Extracted entries start

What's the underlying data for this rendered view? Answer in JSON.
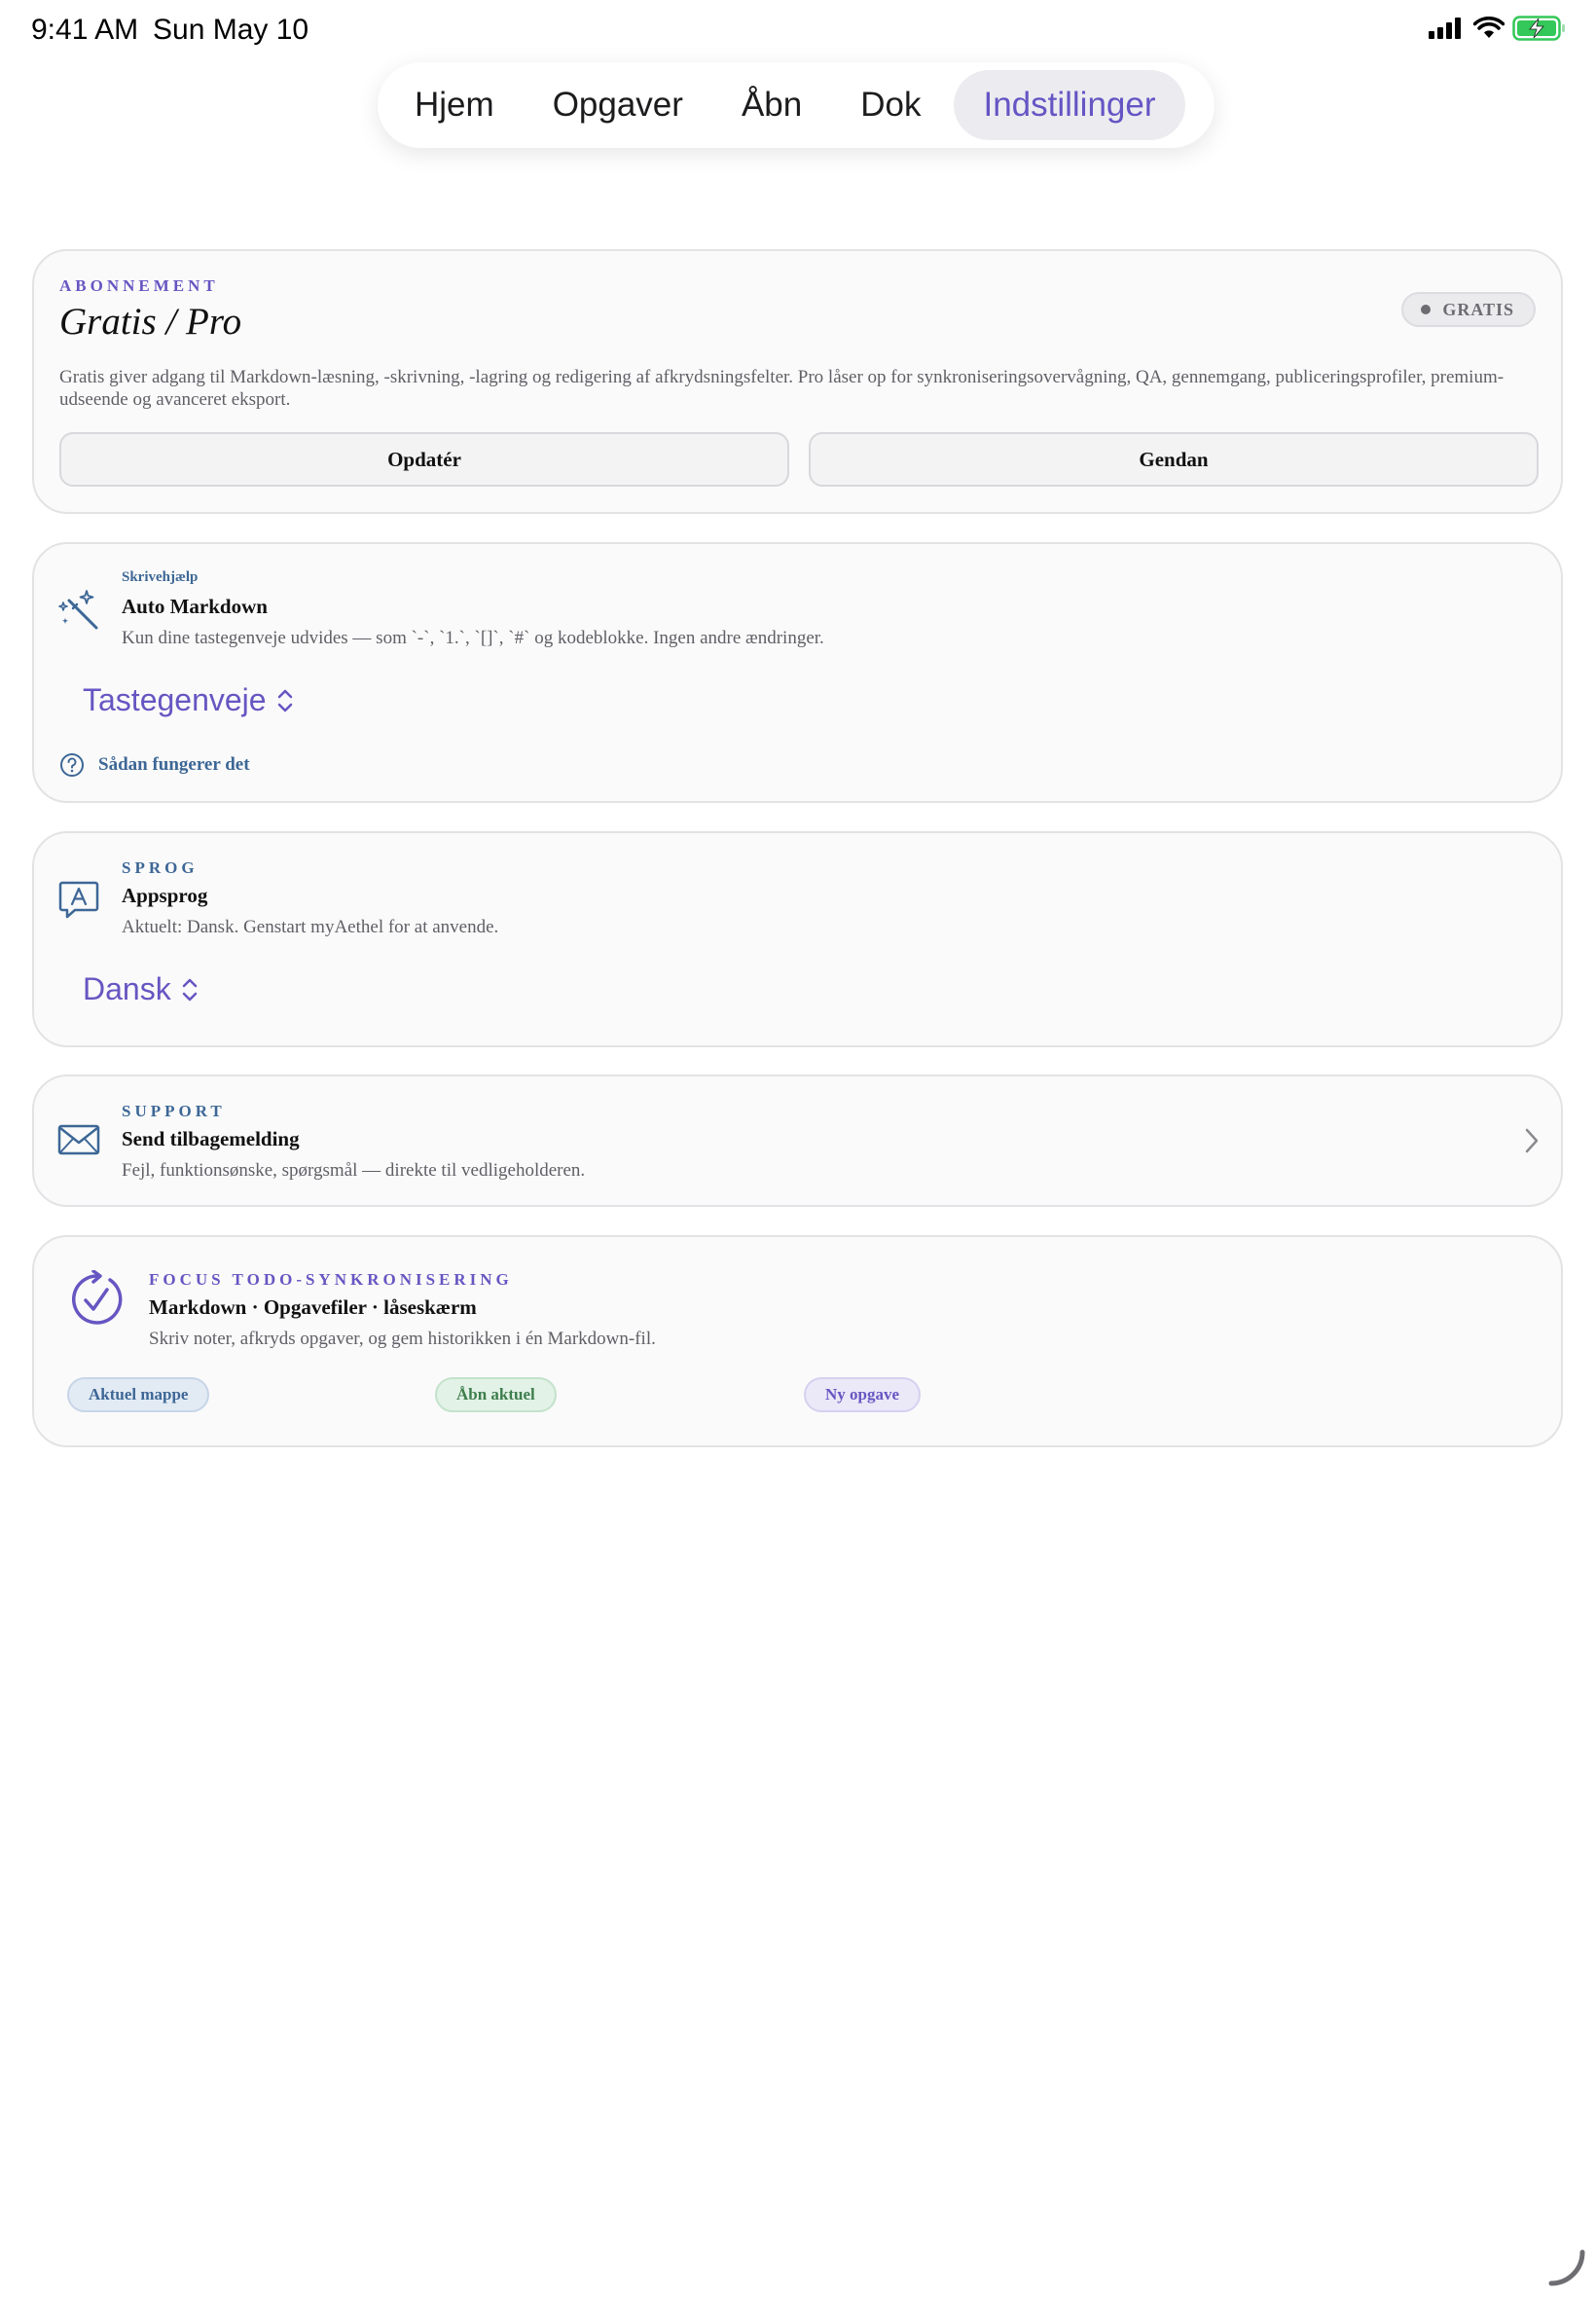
{
  "status_bar": {
    "time": "9:41 AM",
    "date": "Sun May 10"
  },
  "tabs": [
    {
      "label": "Hjem",
      "active": false
    },
    {
      "label": "Opgaver",
      "active": false
    },
    {
      "label": "Åbn",
      "active": false
    },
    {
      "label": "Dok",
      "active": false
    },
    {
      "label": "Indstillinger",
      "active": true
    }
  ],
  "subscription": {
    "eyebrow": "ABONNEMENT",
    "title": "Gratis / Pro",
    "badge": "GRATIS",
    "description": "Gratis giver adgang til Markdown-læsning, -skrivning, -lagring og redigering af afkrydsningsfelter. Pro låser op for synkroniseringsovervågning, QA, gennemgang, publiceringsprofiler, premium-udseende og avanceret eksport.",
    "upgrade_label": "Opdatér",
    "restore_label": "Gendan"
  },
  "writing_help": {
    "eyebrow": "Skrivehjælp",
    "title": "Auto Markdown",
    "description": "Kun dine tastegenveje udvides — som `-`, `1.`, `[]`, `#` og kodeblokke. Ingen andre ændringer.",
    "picker_value": "Tastegenveje",
    "help_link": "Sådan fungerer det",
    "icon": "magic-wand-icon"
  },
  "language": {
    "eyebrow": "SPROG",
    "title": "Appsprog",
    "description": "Aktuelt: Dansk. Genstart myAethel for at anvende.",
    "picker_value": "Dansk",
    "icon": "language-bubble-icon"
  },
  "support": {
    "eyebrow": "SUPPORT",
    "title": "Send tilbagemelding",
    "description": "Fejl, funktionsønske, spørgsmål — direkte til vedligeholderen.",
    "icon": "envelope-icon"
  },
  "focus_sync": {
    "eyebrow": "FOCUS TODO-SYNKRONISERING",
    "title": "Markdown · Opgavefiler · låseskærm",
    "description": "Skriv noter, afkryds opgaver, og gem historikken i én Markdown-fil.",
    "chips": [
      "Aktuel mappe",
      "Åbn aktuel",
      "Ny opgave"
    ],
    "icon": "sync-check-icon"
  },
  "colors": {
    "accent": "#6656c2",
    "blue": "#3d6796",
    "green": "#3d7d4c",
    "battery": "#34c759"
  }
}
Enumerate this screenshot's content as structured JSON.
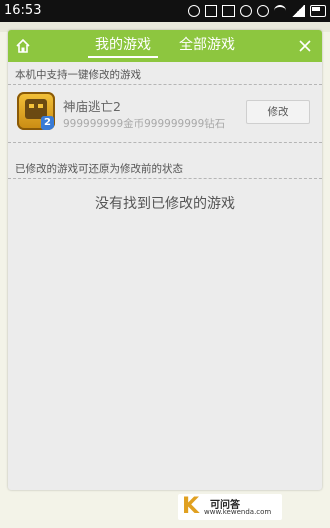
{
  "status_bar": {
    "time": "16:53"
  },
  "header": {
    "tabs": [
      {
        "label": "我的游戏",
        "active": true
      },
      {
        "label": "全部游戏",
        "active": false
      }
    ],
    "accent_color": "#8dc63f"
  },
  "supported_section": {
    "label": "本机中支持一键修改的游戏",
    "games": [
      {
        "name": "神庙逃亡2",
        "stats": "999999999金币999999999钻石",
        "action_label": "修改",
        "icon": "temple-run-2-icon",
        "icon_badge": "2"
      }
    ]
  },
  "modified_section": {
    "label": "已修改的游戏可还原为修改前的状态",
    "empty_message": "没有找到已修改的游戏"
  },
  "watermark": {
    "logo_letter": "K",
    "title": "可问答",
    "url": "www.kewenda.com"
  }
}
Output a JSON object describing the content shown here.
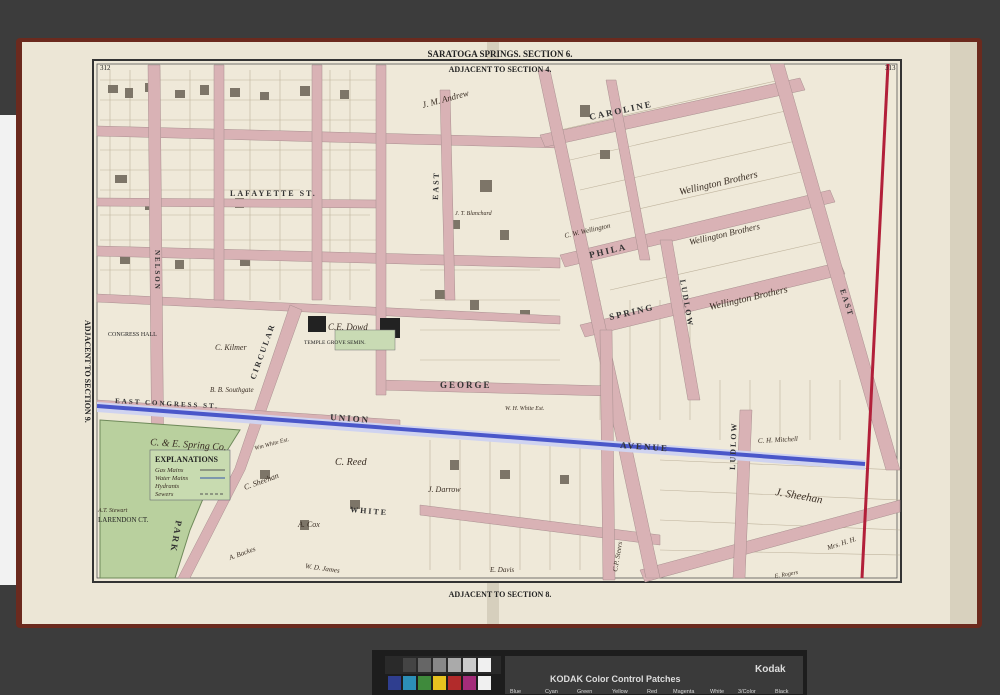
{
  "map": {
    "title": "SARATOGA SPRINGS. SECTION 6.",
    "adjacent_top": "ADJACENT TO SECTION 4.",
    "adjacent_bottom": "ADJACENT TO SECTION 8.",
    "adjacent_left": "ADJACENT TO SECTION 9.",
    "page_left": "312",
    "page_right": "313"
  },
  "streets": {
    "caroline": "CAROLINE",
    "lafayette": "LAFAYETTE ST.",
    "phila": "PHILA",
    "spring": "SPRING",
    "george": "GEORGE",
    "union": "UNION",
    "avenue": "AVENUE",
    "east_congress": "EAST CONGRESS ST.",
    "white": "WHITE",
    "east": "EAST",
    "ludlow": "LUDLOW",
    "circular": "CIRCULAR",
    "park": "PARK",
    "larendon": "LARENDON CT.",
    "st": "ST.",
    "nelson": "NELSON"
  },
  "owners": {
    "c_e_spring": "C. & E. Spring Co.",
    "c_kilmer": "C. Kilmer",
    "c_reed": "C. Reed",
    "c_e_dowd": "C.E. Dowd",
    "temple_grove": "TEMPLE GROVE SEMIN.",
    "wellington_brothers_1": "Wellington Brothers",
    "wellington_brothers_2": "Wellington Brothers",
    "wellington_brothers_3": "Wellington Brothers",
    "c_sheehan": "C. Sheehan",
    "j_sheehan": "J. Sheehan",
    "a_cox": "A. Cox",
    "j_darrow": "J. Darrow",
    "e_davis": "E. Davis",
    "j_m_andrew": "J. M. Andrew",
    "c_h_mitchell": "C. H. Mitchell",
    "c_w_wellington": "C. W. Wellington",
    "b_b_southgate": "B. B. Southgate",
    "congress_hall": "CONGRESS HALL",
    "a_t_stewart": "A.T. Stewart",
    "w_h_wheeler": "W. H. White Est.",
    "e_rogers": "E. Rogers",
    "c_p_steers": "C.P. Steers",
    "w_d_james": "W. D. James",
    "a_backes": "A. Backes",
    "mrs_h_h": "Mrs. H. H.",
    "j_t_blanchard": "J. T. Blanchard",
    "wm_white": "Wm White Est."
  },
  "explanations": {
    "title": "EXPLANATIONS",
    "items": [
      "Gas Mains",
      "Water Mains",
      "Hydrants",
      "Sewers"
    ]
  },
  "color_bar": {
    "title": "KODAK Color Control Patches",
    "brand": "Kodak",
    "labels": [
      "Blue",
      "Cyan",
      "Green",
      "Yellow",
      "Red",
      "Magenta",
      "White",
      "3/Color",
      "Black"
    ],
    "colors": {
      "blue": "#2f3e8f",
      "cyan": "#2c8fb8",
      "green": "#3f8a3c",
      "yellow": "#e6c21f",
      "red": "#b22b2b",
      "magenta": "#a42c7a",
      "white": "#f0f0f0",
      "black": "#111111"
    }
  },
  "colors": {
    "paper": "#ece6d6",
    "street_pink": "#d9b2b5",
    "park_green": "#b9d09e",
    "union_blue": "#4a57c9",
    "red_line": "#b2203a"
  }
}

Extracted entries end

▶ _What the task asks_
Extract every line that has the string "this" in it.

▶ _Right answer_
What's the underlying data for this rendered view? Answer in JSON.
Enumerate this screenshot's content as structured JSON.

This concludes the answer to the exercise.